**Rows from a figure dataset:**
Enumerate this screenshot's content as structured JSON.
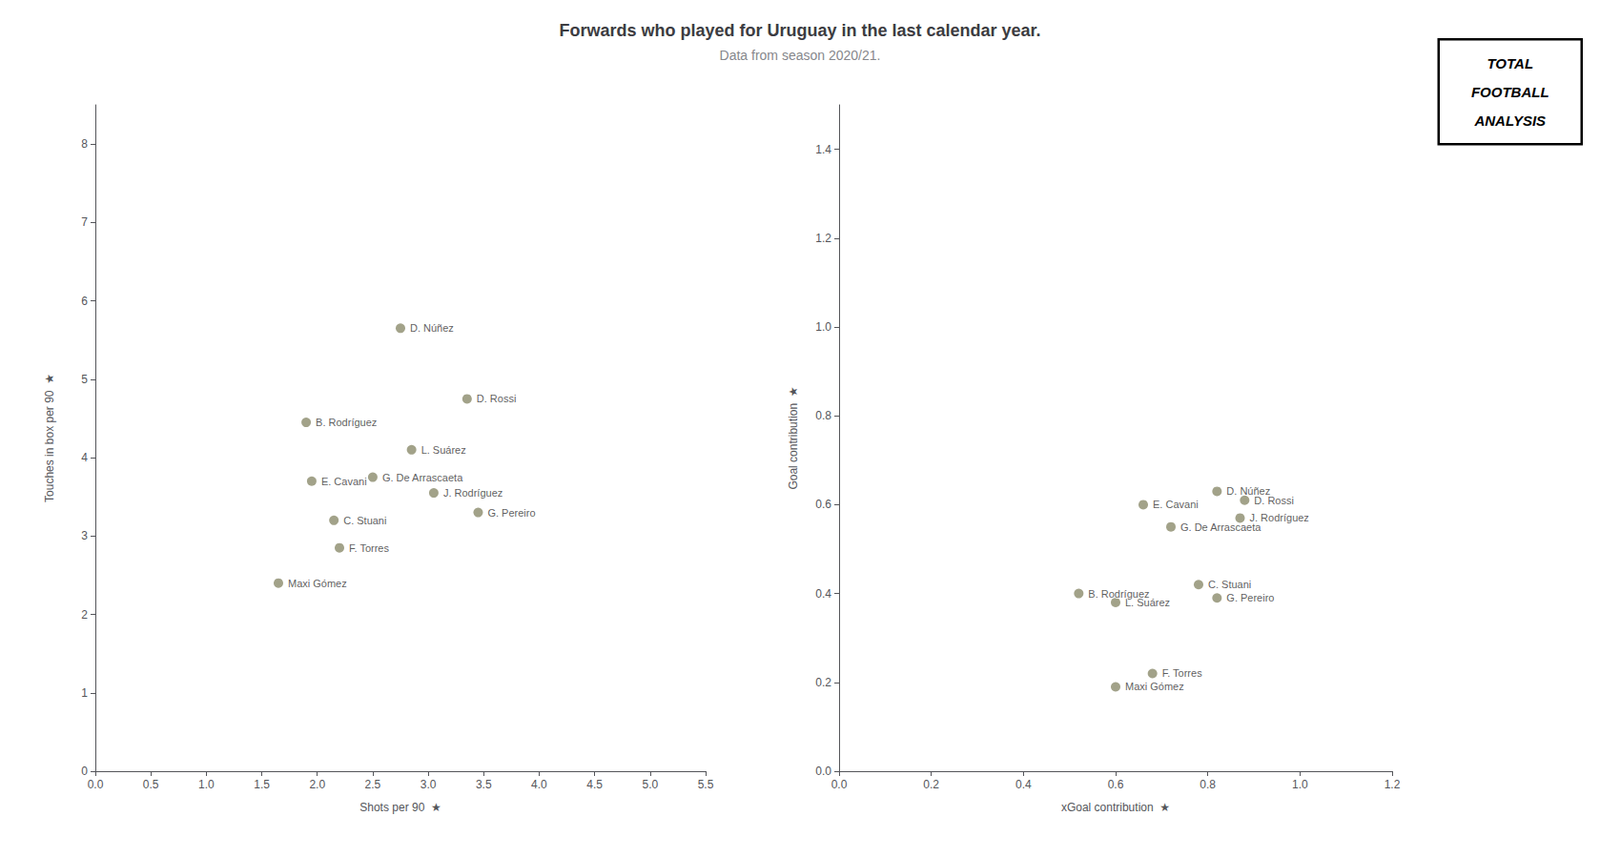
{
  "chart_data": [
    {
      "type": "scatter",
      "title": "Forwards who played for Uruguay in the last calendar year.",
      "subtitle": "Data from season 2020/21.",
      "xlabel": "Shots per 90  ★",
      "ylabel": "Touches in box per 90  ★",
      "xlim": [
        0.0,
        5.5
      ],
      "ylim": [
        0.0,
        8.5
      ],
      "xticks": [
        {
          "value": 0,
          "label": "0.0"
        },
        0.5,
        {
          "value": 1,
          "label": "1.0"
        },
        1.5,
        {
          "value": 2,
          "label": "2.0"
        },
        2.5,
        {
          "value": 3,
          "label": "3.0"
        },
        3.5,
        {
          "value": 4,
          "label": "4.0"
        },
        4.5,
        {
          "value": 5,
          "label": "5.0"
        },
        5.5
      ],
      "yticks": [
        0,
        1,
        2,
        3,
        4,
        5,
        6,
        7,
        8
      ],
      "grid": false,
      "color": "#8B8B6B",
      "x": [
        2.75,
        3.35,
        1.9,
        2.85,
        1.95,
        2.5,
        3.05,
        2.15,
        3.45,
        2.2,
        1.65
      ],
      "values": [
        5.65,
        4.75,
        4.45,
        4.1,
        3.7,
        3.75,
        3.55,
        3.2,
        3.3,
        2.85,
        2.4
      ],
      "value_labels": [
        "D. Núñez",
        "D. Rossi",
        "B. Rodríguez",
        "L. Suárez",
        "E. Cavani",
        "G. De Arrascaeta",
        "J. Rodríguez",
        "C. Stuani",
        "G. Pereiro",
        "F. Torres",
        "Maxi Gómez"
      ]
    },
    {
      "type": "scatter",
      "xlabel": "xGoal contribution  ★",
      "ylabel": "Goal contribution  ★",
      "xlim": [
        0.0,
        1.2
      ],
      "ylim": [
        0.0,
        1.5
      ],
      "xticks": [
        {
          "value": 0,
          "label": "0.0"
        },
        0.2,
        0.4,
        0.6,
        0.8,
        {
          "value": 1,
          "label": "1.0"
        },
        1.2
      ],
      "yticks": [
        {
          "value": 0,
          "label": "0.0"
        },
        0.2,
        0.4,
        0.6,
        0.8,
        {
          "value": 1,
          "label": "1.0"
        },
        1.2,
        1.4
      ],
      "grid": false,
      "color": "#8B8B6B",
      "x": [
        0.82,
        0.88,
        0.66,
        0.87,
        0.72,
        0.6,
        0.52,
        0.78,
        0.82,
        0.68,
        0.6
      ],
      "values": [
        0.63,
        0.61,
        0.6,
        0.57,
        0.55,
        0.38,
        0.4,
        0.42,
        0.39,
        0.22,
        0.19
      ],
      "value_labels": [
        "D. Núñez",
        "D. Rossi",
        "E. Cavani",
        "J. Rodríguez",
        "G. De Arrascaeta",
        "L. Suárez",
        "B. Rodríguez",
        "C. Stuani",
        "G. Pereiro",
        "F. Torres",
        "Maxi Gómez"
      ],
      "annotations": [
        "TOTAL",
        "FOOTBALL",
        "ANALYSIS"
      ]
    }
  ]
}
...
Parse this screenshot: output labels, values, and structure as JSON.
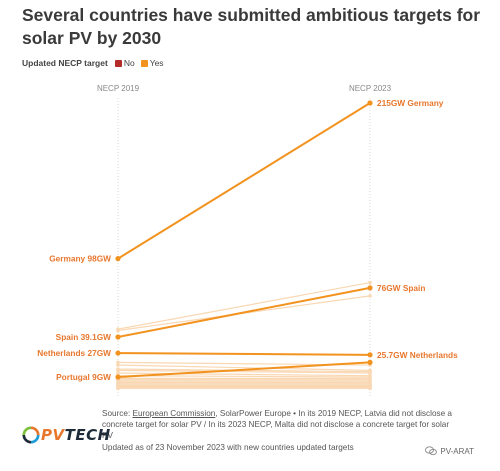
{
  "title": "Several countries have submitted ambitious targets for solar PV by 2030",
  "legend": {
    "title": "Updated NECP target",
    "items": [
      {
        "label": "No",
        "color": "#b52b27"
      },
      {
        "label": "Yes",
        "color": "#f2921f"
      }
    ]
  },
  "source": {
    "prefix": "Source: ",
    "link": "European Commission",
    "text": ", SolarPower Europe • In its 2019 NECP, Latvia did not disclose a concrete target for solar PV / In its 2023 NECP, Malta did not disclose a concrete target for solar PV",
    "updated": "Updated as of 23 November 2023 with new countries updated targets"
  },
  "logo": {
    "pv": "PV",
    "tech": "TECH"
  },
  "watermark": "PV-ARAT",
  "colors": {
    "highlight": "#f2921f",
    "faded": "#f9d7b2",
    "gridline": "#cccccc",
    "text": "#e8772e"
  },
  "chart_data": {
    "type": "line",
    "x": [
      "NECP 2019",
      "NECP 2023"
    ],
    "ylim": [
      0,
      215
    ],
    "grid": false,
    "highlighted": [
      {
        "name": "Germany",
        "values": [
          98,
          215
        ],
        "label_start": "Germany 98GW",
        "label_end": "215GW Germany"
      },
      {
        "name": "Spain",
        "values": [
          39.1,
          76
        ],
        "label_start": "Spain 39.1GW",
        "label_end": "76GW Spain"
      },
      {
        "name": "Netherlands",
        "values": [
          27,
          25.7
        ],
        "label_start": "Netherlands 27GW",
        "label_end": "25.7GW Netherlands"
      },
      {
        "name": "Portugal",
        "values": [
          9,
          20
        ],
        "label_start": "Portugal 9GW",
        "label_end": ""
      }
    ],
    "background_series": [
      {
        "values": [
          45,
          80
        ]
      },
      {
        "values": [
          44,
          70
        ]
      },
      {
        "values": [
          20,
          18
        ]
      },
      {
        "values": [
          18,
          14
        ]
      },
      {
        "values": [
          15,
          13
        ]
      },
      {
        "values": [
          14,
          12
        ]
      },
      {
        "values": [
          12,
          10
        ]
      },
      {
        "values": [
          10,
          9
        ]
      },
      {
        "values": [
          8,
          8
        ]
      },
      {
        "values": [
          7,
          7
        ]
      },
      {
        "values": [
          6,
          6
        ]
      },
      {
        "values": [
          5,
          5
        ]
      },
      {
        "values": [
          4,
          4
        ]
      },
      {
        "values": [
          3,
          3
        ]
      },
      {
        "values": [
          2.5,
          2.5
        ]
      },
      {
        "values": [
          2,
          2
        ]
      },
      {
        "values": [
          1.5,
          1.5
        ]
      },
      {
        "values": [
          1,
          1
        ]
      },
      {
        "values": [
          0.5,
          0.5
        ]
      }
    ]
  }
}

**PROBLEM TO WORK ON:** List every line above that contains the word "contribution".

**COMPLETE ANSWER:**
      "xlabel": "xGoal contribution  ★",
      "ylabel": "Goal contribution  ★",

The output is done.